(Stored data)
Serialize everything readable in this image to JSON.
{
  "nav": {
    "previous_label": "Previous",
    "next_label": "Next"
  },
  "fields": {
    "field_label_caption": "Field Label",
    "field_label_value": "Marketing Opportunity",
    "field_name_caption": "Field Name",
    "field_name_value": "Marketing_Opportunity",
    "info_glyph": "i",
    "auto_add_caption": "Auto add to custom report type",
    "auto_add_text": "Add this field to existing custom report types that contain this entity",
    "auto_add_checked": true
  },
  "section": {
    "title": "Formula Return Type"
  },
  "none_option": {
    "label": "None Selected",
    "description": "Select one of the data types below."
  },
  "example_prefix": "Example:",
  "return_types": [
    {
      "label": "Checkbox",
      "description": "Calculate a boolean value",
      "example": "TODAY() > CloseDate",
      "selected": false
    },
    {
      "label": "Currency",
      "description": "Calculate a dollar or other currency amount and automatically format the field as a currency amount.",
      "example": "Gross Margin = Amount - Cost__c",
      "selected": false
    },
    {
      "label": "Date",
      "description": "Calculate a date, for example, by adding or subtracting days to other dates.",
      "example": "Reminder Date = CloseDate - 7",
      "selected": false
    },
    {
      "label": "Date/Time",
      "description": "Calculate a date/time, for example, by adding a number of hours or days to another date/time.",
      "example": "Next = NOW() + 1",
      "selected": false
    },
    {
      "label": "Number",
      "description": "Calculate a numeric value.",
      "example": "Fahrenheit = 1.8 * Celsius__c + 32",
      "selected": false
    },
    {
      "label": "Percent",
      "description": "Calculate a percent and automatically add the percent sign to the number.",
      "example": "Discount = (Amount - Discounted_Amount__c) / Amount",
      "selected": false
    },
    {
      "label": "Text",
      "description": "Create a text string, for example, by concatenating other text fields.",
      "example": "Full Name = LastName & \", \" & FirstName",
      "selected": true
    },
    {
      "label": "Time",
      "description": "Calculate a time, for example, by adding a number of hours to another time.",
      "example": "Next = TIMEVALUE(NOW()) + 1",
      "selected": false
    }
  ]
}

▸ **REQUIRED TASK**: Every entry must be output again, exactly as written above.

▸ **RESPONSE BELOW**:
Serialize everything readable in this image to JSON.
{
  "nav": {
    "previous_label": "Previous",
    "next_label": "Next"
  },
  "fields": {
    "field_label_caption": "Field Label",
    "field_label_value": "Marketing Opportunity",
    "field_name_caption": "Field Name",
    "field_name_value": "Marketing_Opportunity",
    "info_glyph": "i",
    "auto_add_caption": "Auto add to custom report type",
    "auto_add_text": "Add this field to existing custom report types that contain this entity",
    "auto_add_checked": true
  },
  "section": {
    "title": "Formula Return Type"
  },
  "none_option": {
    "label": "None Selected",
    "description": "Select one of the data types below."
  },
  "example_prefix": "Example:",
  "return_types": [
    {
      "label": "Checkbox",
      "description": "Calculate a boolean value",
      "example": "TODAY() > CloseDate",
      "selected": false
    },
    {
      "label": "Currency",
      "description": "Calculate a dollar or other currency amount and automatically format the field as a currency amount.",
      "example": "Gross Margin = Amount - Cost__c",
      "selected": false
    },
    {
      "label": "Date",
      "description": "Calculate a date, for example, by adding or subtracting days to other dates.",
      "example": "Reminder Date = CloseDate - 7",
      "selected": false
    },
    {
      "label": "Date/Time",
      "description": "Calculate a date/time, for example, by adding a number of hours or days to another date/time.",
      "example": "Next = NOW() + 1",
      "selected": false
    },
    {
      "label": "Number",
      "description": "Calculate a numeric value.",
      "example": "Fahrenheit = 1.8 * Celsius__c + 32",
      "selected": false
    },
    {
      "label": "Percent",
      "description": "Calculate a percent and automatically add the percent sign to the number.",
      "example": "Discount = (Amount - Discounted_Amount__c) / Amount",
      "selected": false
    },
    {
      "label": "Text",
      "description": "Create a text string, for example, by concatenating other text fields.",
      "example": "Full Name = LastName & \", \" & FirstName",
      "selected": true
    },
    {
      "label": "Time",
      "description": "Calculate a time, for example, by adding a number of hours to another time.",
      "example": "Next = TIMEVALUE(NOW()) + 1",
      "selected": false
    }
  ]
}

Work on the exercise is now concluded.